Directive ->
Locate "Give me the" in the records below, then copy its line and every following line exactly, without the pictures.

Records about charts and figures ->

——

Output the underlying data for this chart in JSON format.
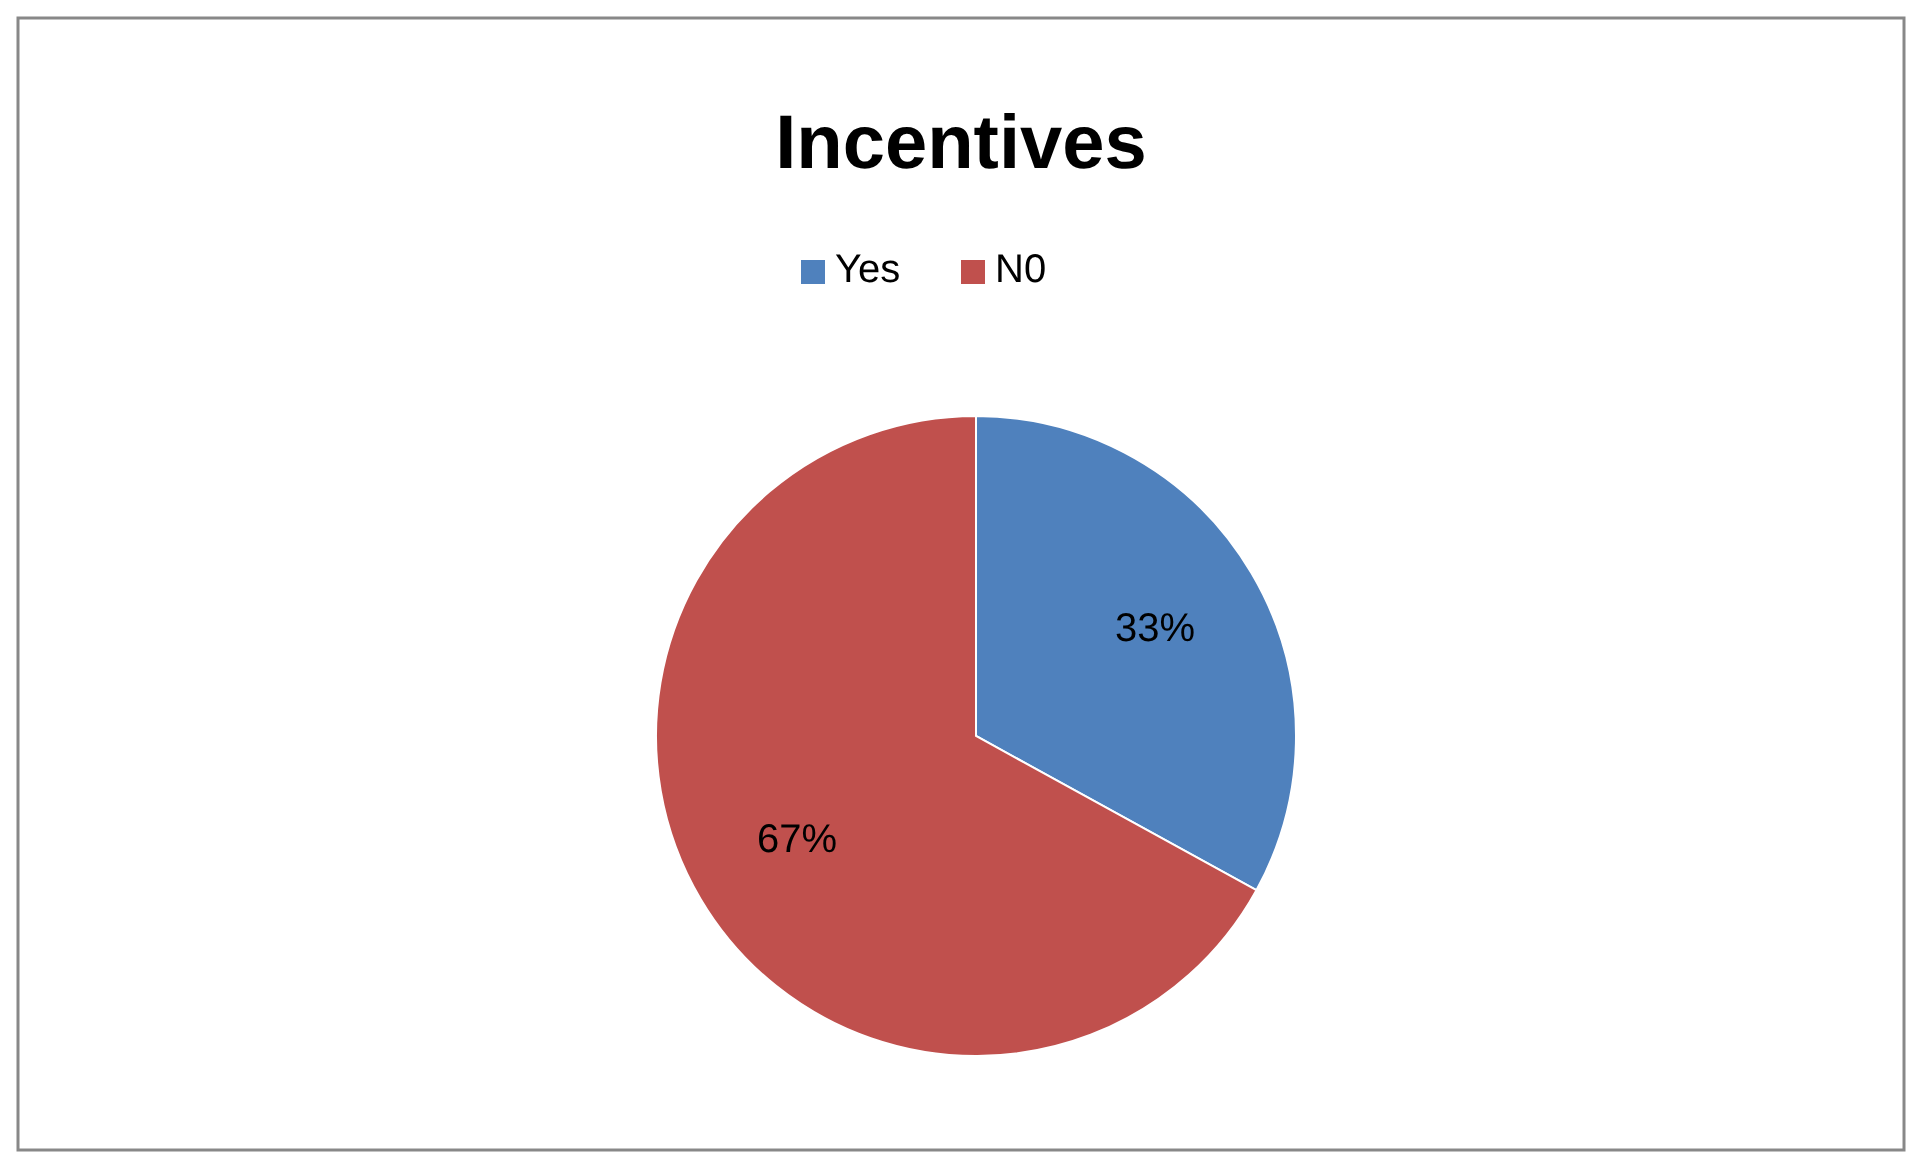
{
  "chart_data": {
    "type": "pie",
    "title": "Incentives",
    "categories": [
      "Yes",
      "N0"
    ],
    "values": [
      33,
      67
    ],
    "colors": [
      "#4f81bd",
      "#c0504d"
    ],
    "value_labels": [
      "33%",
      "67%"
    ],
    "legend": "top"
  }
}
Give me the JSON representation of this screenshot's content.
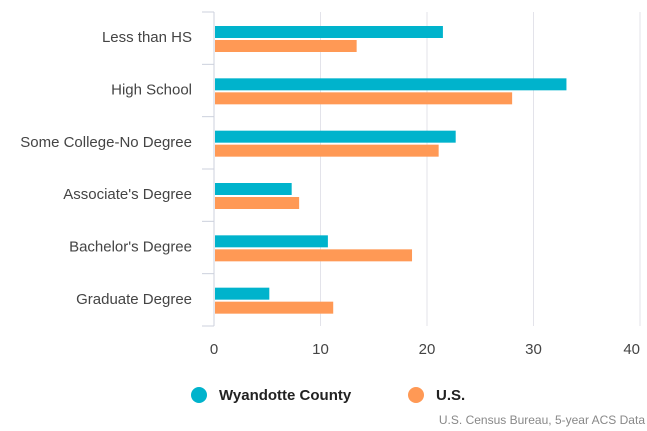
{
  "chart_data": {
    "type": "bar",
    "orientation": "horizontal",
    "categories": [
      "Less than HS",
      "High School",
      "Some College-No Degree",
      "Associate's Degree",
      "Bachelor's Degree",
      "Graduate Degree"
    ],
    "series": [
      {
        "name": "Wyandotte County",
        "color": "#00b3cc",
        "values": [
          21.4,
          33.0,
          22.6,
          7.2,
          10.6,
          5.1
        ]
      },
      {
        "name": "U.S.",
        "color": "#ff9955",
        "values": [
          13.3,
          27.9,
          21.0,
          7.9,
          18.5,
          11.1
        ]
      }
    ],
    "xlim": [
      0,
      40
    ],
    "xticks": [
      0,
      10,
      20,
      30,
      40
    ],
    "grid": true,
    "source": "U.S. Census Bureau, 5-year ACS Data"
  }
}
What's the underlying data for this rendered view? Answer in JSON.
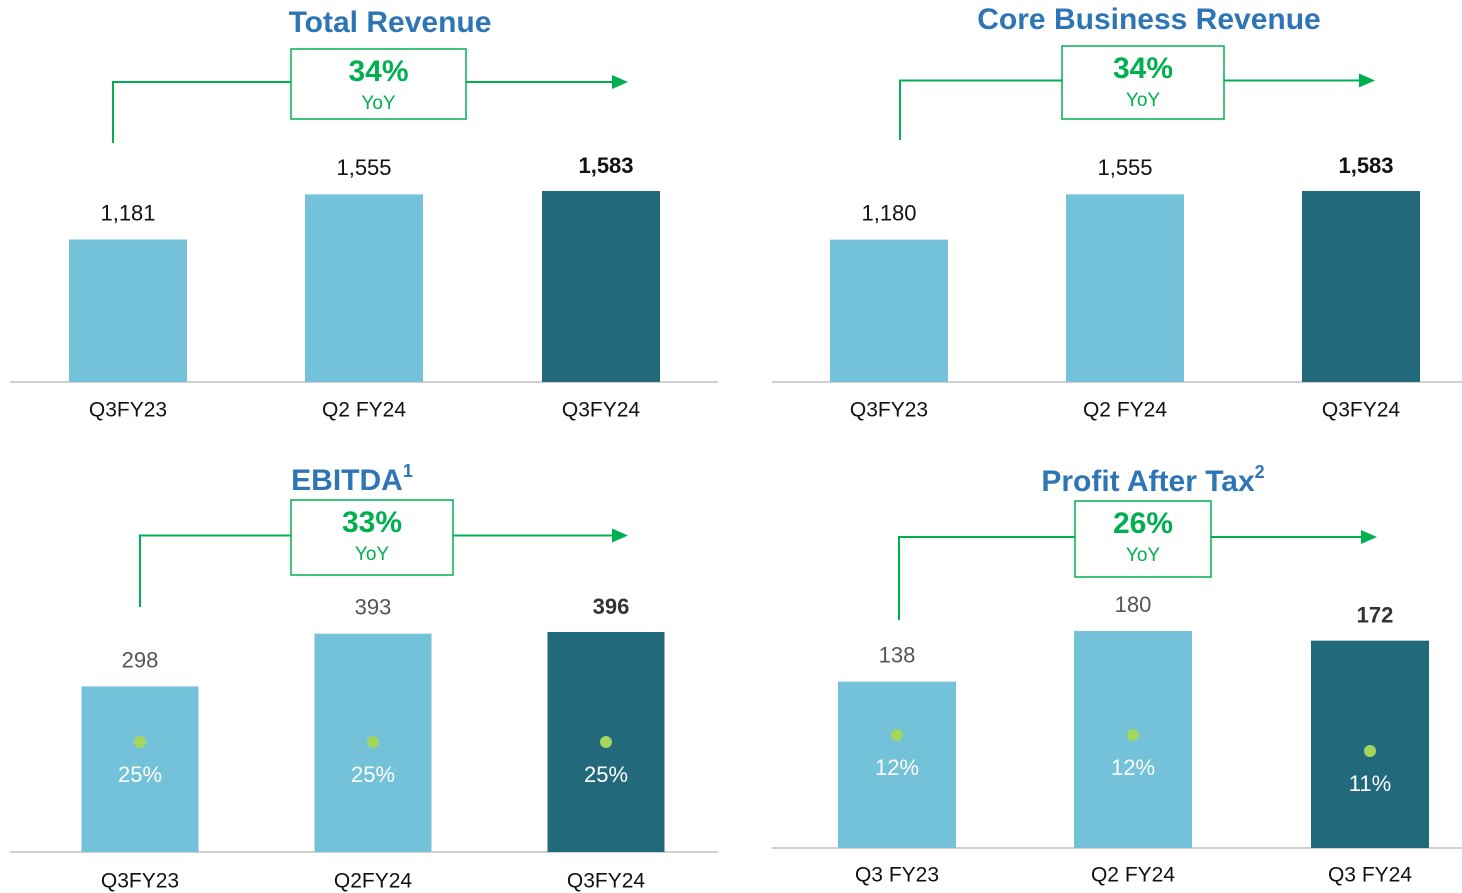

——

Response to the exercise ->
Give me the JSON representation of this screenshot's content.
{
  "chart_data": {
    "type": "bar",
    "orientation": "horizontal",
    "categories": [
      "Less than HS",
      "High School",
      "Some College-No Degree",
      "Associate's Degree",
      "Bachelor's Degree",
      "Graduate Degree"
    ],
    "series": [
      {
        "name": "Wyandotte County",
        "color": "#00b3cc",
        "values": [
          21.4,
          33.0,
          22.6,
          7.2,
          10.6,
          5.1
        ]
      },
      {
        "name": "U.S.",
        "color": "#ff9955",
        "values": [
          13.3,
          27.9,
          21.0,
          7.9,
          18.5,
          11.1
        ]
      }
    ],
    "xlim": [
      0,
      40
    ],
    "xticks": [
      0,
      10,
      20,
      30,
      40
    ],
    "grid": true,
    "source": "U.S. Census Bureau, 5-year ACS Data"
  }
}
What's the underlying data for this rendered view? Answer in JSON.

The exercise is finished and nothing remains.